## Begin

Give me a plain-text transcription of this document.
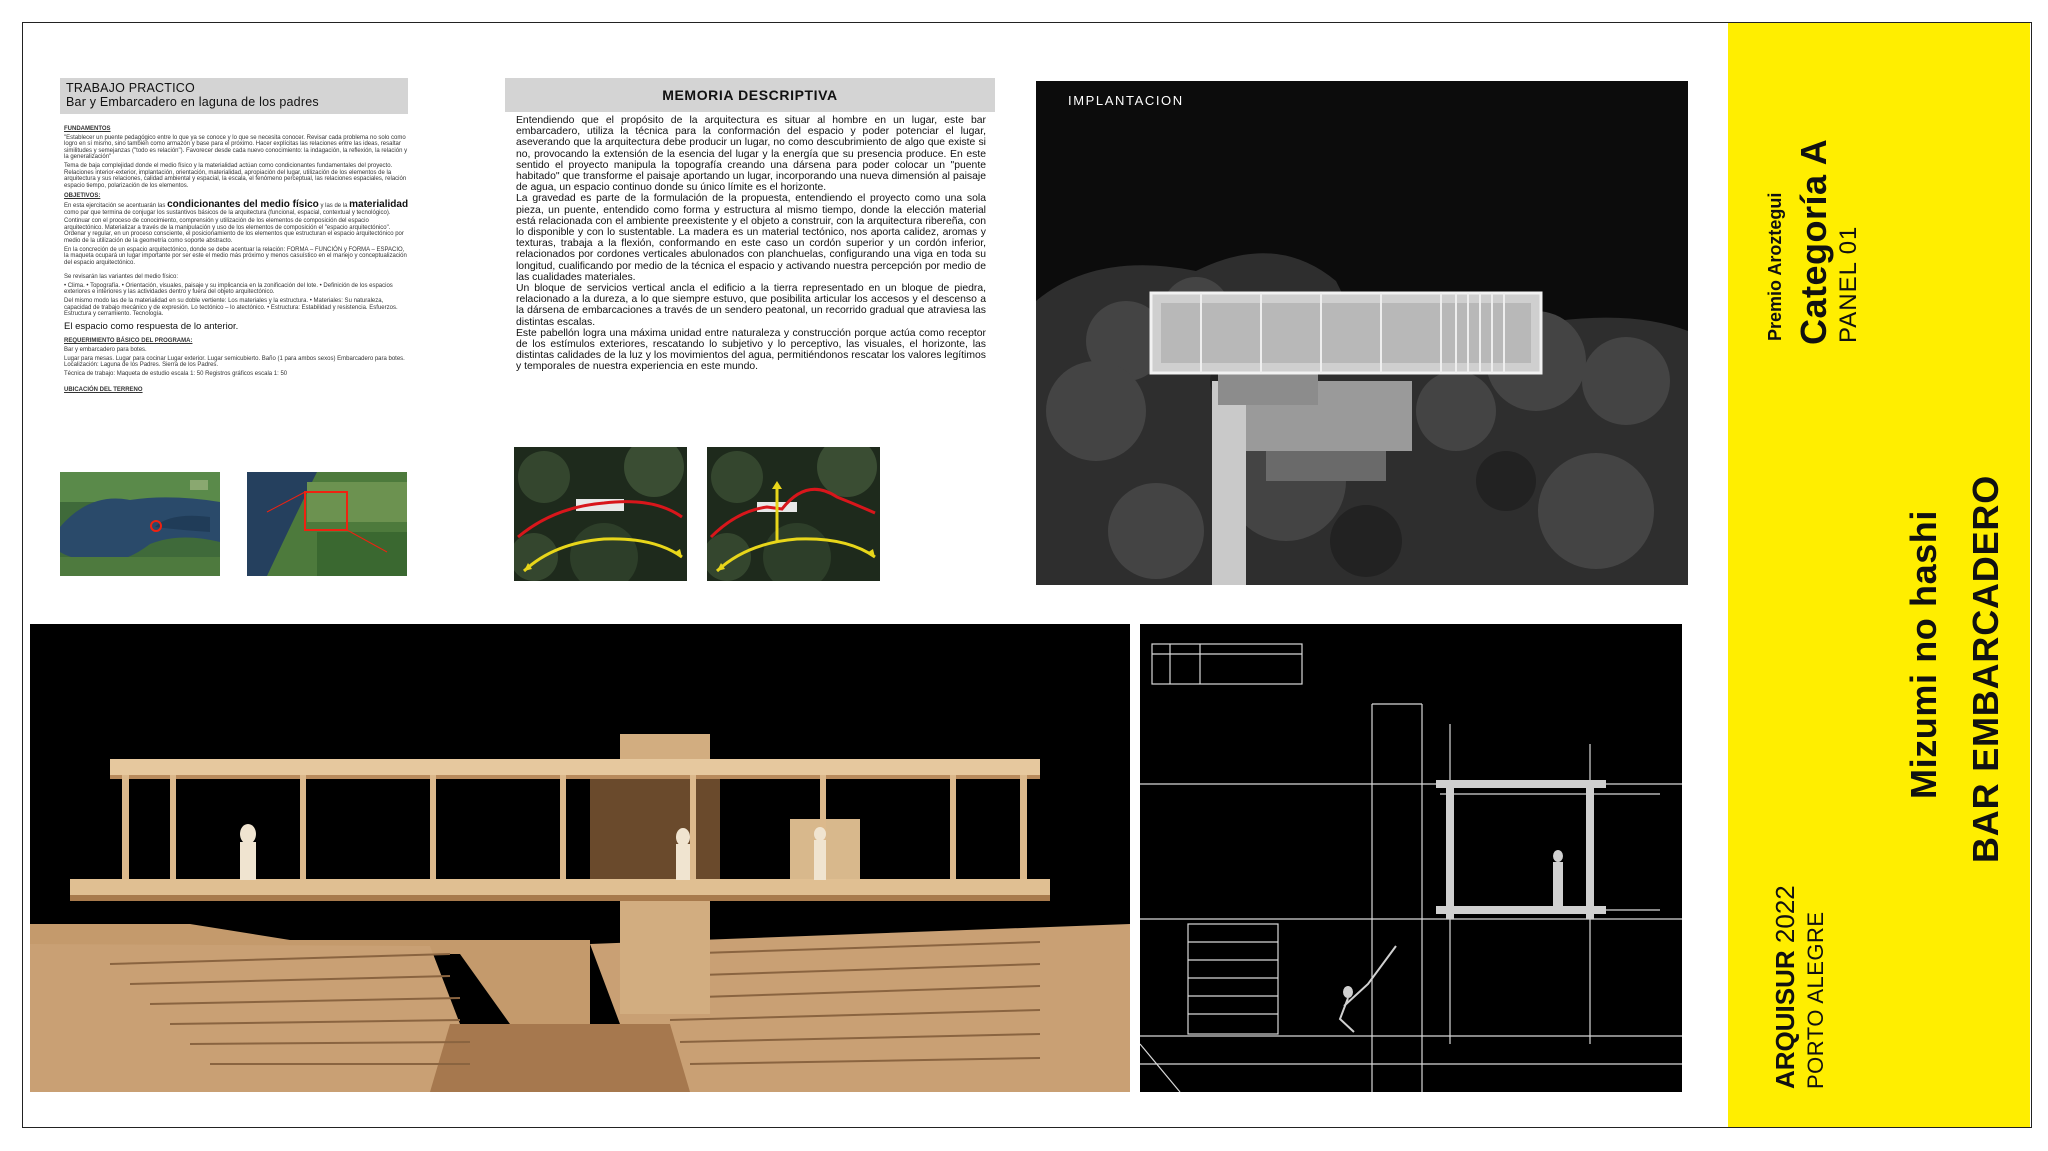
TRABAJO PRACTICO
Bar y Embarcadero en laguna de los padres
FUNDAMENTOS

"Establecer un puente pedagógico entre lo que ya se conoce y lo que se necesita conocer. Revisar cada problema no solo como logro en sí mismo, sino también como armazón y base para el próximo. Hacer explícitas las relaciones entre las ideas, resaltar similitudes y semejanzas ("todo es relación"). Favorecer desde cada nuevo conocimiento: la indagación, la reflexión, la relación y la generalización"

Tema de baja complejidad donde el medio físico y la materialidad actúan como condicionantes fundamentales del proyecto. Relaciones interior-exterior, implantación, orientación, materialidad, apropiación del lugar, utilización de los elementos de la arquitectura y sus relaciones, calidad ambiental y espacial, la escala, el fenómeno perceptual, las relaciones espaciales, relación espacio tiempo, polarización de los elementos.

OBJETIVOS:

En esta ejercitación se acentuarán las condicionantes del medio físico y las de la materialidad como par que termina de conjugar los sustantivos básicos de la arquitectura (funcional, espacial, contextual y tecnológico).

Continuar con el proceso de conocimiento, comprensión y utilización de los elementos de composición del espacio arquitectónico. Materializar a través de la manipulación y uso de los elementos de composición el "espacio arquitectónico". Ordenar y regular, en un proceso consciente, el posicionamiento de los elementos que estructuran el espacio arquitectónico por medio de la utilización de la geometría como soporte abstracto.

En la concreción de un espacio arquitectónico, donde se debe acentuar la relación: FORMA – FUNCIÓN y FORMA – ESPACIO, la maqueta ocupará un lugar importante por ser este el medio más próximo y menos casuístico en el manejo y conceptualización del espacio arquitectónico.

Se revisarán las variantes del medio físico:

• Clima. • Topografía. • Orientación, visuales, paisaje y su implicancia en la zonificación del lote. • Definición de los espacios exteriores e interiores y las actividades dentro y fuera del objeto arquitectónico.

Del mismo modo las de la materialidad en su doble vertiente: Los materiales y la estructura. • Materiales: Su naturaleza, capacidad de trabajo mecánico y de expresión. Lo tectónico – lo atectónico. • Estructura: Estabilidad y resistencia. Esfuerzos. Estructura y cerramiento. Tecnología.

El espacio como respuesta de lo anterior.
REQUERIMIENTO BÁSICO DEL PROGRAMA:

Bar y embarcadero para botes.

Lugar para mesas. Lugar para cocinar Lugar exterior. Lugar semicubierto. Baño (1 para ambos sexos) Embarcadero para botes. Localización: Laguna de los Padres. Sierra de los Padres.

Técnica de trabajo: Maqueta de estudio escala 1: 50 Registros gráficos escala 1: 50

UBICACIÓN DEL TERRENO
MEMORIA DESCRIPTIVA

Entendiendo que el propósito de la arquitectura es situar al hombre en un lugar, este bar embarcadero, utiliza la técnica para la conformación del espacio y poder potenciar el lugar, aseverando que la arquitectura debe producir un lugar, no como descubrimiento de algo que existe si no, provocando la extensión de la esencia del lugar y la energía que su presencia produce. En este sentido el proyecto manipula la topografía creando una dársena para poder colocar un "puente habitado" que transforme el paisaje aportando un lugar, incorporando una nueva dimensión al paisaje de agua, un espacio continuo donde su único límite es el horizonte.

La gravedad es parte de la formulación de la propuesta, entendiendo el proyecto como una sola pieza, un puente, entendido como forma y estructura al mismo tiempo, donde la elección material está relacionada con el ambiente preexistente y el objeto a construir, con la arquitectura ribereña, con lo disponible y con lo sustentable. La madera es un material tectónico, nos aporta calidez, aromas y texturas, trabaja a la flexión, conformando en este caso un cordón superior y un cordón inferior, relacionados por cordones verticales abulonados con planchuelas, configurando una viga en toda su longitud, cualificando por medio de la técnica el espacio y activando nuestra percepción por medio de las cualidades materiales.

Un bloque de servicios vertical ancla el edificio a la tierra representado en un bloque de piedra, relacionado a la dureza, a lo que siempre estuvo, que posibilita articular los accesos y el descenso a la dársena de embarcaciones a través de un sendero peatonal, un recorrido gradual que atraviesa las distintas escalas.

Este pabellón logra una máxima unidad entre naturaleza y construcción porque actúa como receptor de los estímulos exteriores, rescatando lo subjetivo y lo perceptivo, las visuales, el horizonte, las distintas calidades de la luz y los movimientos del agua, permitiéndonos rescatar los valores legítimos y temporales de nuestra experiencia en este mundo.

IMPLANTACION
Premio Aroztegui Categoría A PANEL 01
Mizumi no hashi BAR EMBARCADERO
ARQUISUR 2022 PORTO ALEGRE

## End

In the listing, find every line containing the word "espacial" and list it.

Tema de baja complejidad donde el medio físico y la materialidad actúan como condicionantes fundamentales del proyecto. Relaciones interior-exterior, implantación, orientación, materialidad, apropiación del lugar, utilización de los elementos de la arquitectura y sus relaciones, calidad ambiental y espacial, la escala, el fenómeno perceptual, las relaciones espaciales, relación espacio tiempo, polarización de los elementos.
En esta ejercitación se acentuarán las condicionantes del medio físico y las de la materialidad como par que termina de conjugar los sustantivos básicos de la arquitectura (funcional, espacial, contextual y tecnológico).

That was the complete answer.